Task set:
1 – Answer these questions from the passage on Armenian manuscript bindings:
(a) From which century are the earliest preserved Armenian leather bindings?
(b) What filled the central field of the lower cover in early Armenian bindings?
(c) What metal were the studs used to outline a design often made of?
2 – Write the next part of the passage on Armenian manuscript bindings, picking up after its final sentence.
--- start of Text segment ---
The decoration was a mixture of geometric forms -- circles, squares, stars
-- and a variety of braided patterns as well as small stamped designs like
rosettes
The binding of a manuscript is its
protector and preserver. If text and illuminations are the flesh of a codex,
the binding is its skin and bones. It is gratuitous, surely, to emphasize
that there are nearly as many Armenian bindings preserved as there are
manuscripts. Unfortunately, they have been little studied.
Armenian binding technique, like
that of the Greeks and Syrians, followed the conventions developed by Coptic
binders at the birth of the codex. The blind tooling technique used by
the Copts, and later by Islamic binders, was incorporated into the Armenian
craft. Designs were executed on the leather (which was usually moistened)
with a blunt metal stylus, ruler, compass, punch and, eventually, enhanced
with iron stamps of varying motifs As in other artistic media, however,
Armenia went its own way, especially in the decoration of the leather.
The
earliest preserved Armenian leather bindings are from the eleventh century;
the earliest binder's colophons are from the tenth-eleventh centuries.
In this period bookbinding had become a specialized and highly developed
art in medieval Armenia. Elaborately decorated bindings followed
the artistic fashion of the time, for instance borrowing designs used for
the ornamentation of memorial cross stones or khach'k'ars.
The most characteristic decorative
motifs of early Armenian bindings were an elaborately braided cross mounted
on a stepped pedestal in the central field of the upper cover and a rectangle
filled with braiding in the central field of the lower cover. The popularity
of this braided cross motif is attested to by its appearance in drawings
and miniatures in several tenth to thirteenth century manuscripts.
Another motif, a complicated geometric rosette, is found as early as the
late twelfth century; its inspiration is almost certainly from early Egyptian
bindings.
Decoration was not, however, limited
to these designs. A large variety of geometric forms was used, and later,
floral as well as the traditional braided bands were employed. Also typically
Armenian was the affixing of metal studs, often silver, to outline a design.
--- end of Text segment ---
--- start of Information supplied ---
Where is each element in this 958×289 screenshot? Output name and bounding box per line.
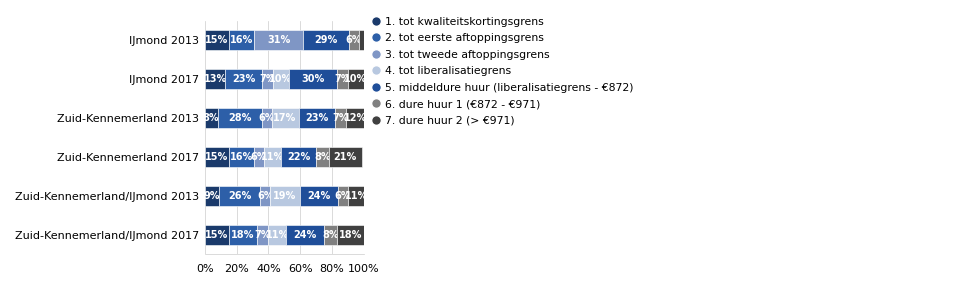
Bar	[285, 225, 324, 244]
Bar	[254, 147, 263, 167]
Bar	[205, 186, 219, 205]
Text: 23%: 23%	[232, 74, 256, 84]
Bar	[262, 108, 271, 128]
Text: 8%: 8%	[322, 230, 338, 240]
Text: 7%: 7%	[334, 74, 351, 84]
Text: 17%: 17%	[273, 113, 297, 123]
Bar	[257, 225, 268, 244]
Bar	[229, 225, 257, 244]
Text: 7%: 7%	[260, 74, 276, 84]
Bar	[289, 69, 336, 89]
Bar	[205, 225, 229, 244]
Bar	[336, 225, 365, 244]
Bar	[336, 69, 348, 89]
Text: 16%: 16%	[230, 152, 253, 162]
Text: 31%: 31%	[267, 35, 290, 45]
Bar	[254, 30, 304, 50]
Text: 13%: 13%	[203, 74, 227, 84]
Bar	[304, 30, 350, 50]
Text: 6%: 6%	[259, 113, 275, 123]
Bar	[229, 30, 254, 50]
Text: 6%: 6%	[334, 191, 352, 201]
Text: 18%: 18%	[339, 230, 363, 240]
Text: 19%: 19%	[273, 191, 297, 201]
Text: 24%: 24%	[308, 191, 331, 201]
Bar	[348, 186, 365, 205]
Text: 9%: 9%	[204, 191, 220, 201]
Text: 18%: 18%	[231, 230, 255, 240]
Text: 6%: 6%	[346, 35, 362, 45]
Bar	[205, 69, 225, 89]
Bar	[219, 186, 261, 205]
Text: 30%: 30%	[301, 74, 325, 84]
Text: 11%: 11%	[261, 152, 284, 162]
Bar	[262, 69, 273, 89]
Bar	[316, 147, 329, 167]
Text: 22%: 22%	[286, 152, 310, 162]
Bar	[299, 108, 335, 128]
Bar	[205, 147, 229, 167]
Bar	[273, 69, 289, 89]
Text: 11%: 11%	[265, 230, 288, 240]
Bar	[346, 108, 365, 128]
Bar	[348, 69, 364, 89]
Text: 7%: 7%	[332, 113, 349, 123]
Text: 6%: 6%	[257, 191, 273, 201]
Text: 24%: 24%	[293, 230, 316, 240]
Bar	[359, 30, 364, 50]
Text: 6%: 6%	[251, 152, 267, 162]
Text: 15%: 15%	[205, 152, 228, 162]
Text: 21%: 21%	[333, 152, 357, 162]
Text: 23%: 23%	[306, 113, 329, 123]
Text: 11%: 11%	[345, 191, 368, 201]
Text: 8%: 8%	[314, 152, 331, 162]
Text: 12%: 12%	[344, 113, 367, 123]
Bar	[217, 108, 262, 128]
Legend: 1. tot kwaliteitskortingsgrens, 2. tot eerste aftoppingsgrens, 3. tot tweede aft: 1. tot kwaliteitskortingsgrens, 2. tot e…	[371, 14, 635, 128]
Bar	[229, 147, 254, 167]
Text: 26%: 26%	[228, 191, 251, 201]
Bar	[350, 30, 359, 50]
Bar	[268, 225, 285, 244]
Bar	[205, 108, 217, 128]
Text: 10%: 10%	[344, 74, 367, 84]
Text: 15%: 15%	[205, 230, 228, 240]
Text: 7%: 7%	[255, 230, 271, 240]
Bar	[261, 186, 270, 205]
Text: 29%: 29%	[314, 35, 338, 45]
Bar	[281, 147, 316, 167]
Bar	[324, 225, 336, 244]
Text: 16%: 16%	[230, 35, 253, 45]
Bar	[271, 108, 299, 128]
Text: 28%: 28%	[228, 113, 251, 123]
Bar	[300, 186, 338, 205]
Bar	[263, 147, 281, 167]
Bar	[335, 108, 346, 128]
Text: 10%: 10%	[269, 74, 293, 84]
Bar	[338, 186, 348, 205]
Text: 15%: 15%	[205, 35, 228, 45]
Text: 8%: 8%	[203, 113, 219, 123]
Bar	[225, 69, 262, 89]
Bar	[205, 30, 229, 50]
Bar	[329, 147, 362, 167]
Bar	[270, 186, 300, 205]
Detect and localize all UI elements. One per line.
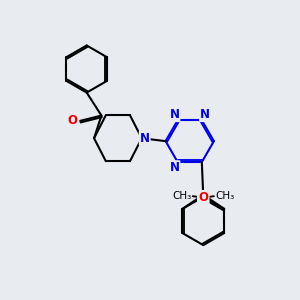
Text: N: N (169, 161, 179, 174)
Text: N: N (169, 108, 179, 121)
Text: N: N (200, 108, 210, 121)
Text: O: O (199, 191, 208, 204)
Text: O: O (198, 191, 208, 204)
Text: CH₃: CH₃ (215, 191, 235, 201)
Text: O: O (68, 114, 78, 127)
Text: CH₃: CH₃ (172, 191, 191, 201)
Text: N: N (140, 132, 150, 145)
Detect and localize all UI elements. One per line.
--- end of Information supplied ---
Task-by-task outputs:
1 –
(a) The eleventh century.
(b) A rectangle filled with braiding.
(c) Silver.

2 –
Diverse stamps -- guilloche, small oval, double oval, dot, small rosette
-- were used, but animal or bird designs met with in the Byzantine tradition
are lacking. Early bindings usually had flaps and these too were decorated.
Distinct styles developed in the various regions of Armenian life. Some
centers like New Julfa were attracted by westernized decoration, while
others far removed from contact with voyagers and merchants, such as the
monastery of Tatev, held strictly to the traditional motifs. This archaizing
tendency coupled with the repeated rebinding of often used manuscripts
such as Gospels, present problems of dating even when there are binder's
colophons.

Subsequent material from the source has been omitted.